## Exercise brief
In the listing below, locate the lines that hold "testformular" and copy them.
— START OF Dataset excerpts —
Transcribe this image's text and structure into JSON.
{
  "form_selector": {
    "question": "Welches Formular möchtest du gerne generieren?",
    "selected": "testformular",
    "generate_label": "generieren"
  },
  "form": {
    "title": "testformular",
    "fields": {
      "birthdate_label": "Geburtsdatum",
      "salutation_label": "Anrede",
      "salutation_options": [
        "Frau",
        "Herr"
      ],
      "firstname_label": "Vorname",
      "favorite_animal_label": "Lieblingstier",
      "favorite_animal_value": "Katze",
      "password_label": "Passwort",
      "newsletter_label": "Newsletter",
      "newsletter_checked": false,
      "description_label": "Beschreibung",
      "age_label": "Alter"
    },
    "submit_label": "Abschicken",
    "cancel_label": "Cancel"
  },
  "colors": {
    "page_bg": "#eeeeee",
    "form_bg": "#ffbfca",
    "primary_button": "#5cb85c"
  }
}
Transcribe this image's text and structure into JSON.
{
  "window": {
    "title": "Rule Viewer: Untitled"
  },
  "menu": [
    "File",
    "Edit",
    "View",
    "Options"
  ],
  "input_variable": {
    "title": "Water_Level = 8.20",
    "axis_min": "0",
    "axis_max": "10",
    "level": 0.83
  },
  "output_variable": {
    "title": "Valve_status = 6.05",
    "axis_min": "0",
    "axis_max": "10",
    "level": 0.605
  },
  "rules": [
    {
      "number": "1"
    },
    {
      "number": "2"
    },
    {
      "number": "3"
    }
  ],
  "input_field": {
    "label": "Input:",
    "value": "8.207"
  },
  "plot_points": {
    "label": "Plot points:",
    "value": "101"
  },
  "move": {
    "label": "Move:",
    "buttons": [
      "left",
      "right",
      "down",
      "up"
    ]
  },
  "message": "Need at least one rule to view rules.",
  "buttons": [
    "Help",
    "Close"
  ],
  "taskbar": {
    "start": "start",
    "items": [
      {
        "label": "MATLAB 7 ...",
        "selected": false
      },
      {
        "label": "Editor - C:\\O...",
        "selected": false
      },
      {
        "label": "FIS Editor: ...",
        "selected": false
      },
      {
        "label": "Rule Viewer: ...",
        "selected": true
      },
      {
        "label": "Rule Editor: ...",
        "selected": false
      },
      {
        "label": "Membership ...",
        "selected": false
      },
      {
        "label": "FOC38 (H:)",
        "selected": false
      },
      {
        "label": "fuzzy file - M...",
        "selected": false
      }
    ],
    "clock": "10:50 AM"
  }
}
— END OF Dataset excerpts —
## Right answer
    "selected": "testformular",
    "title": "testformular",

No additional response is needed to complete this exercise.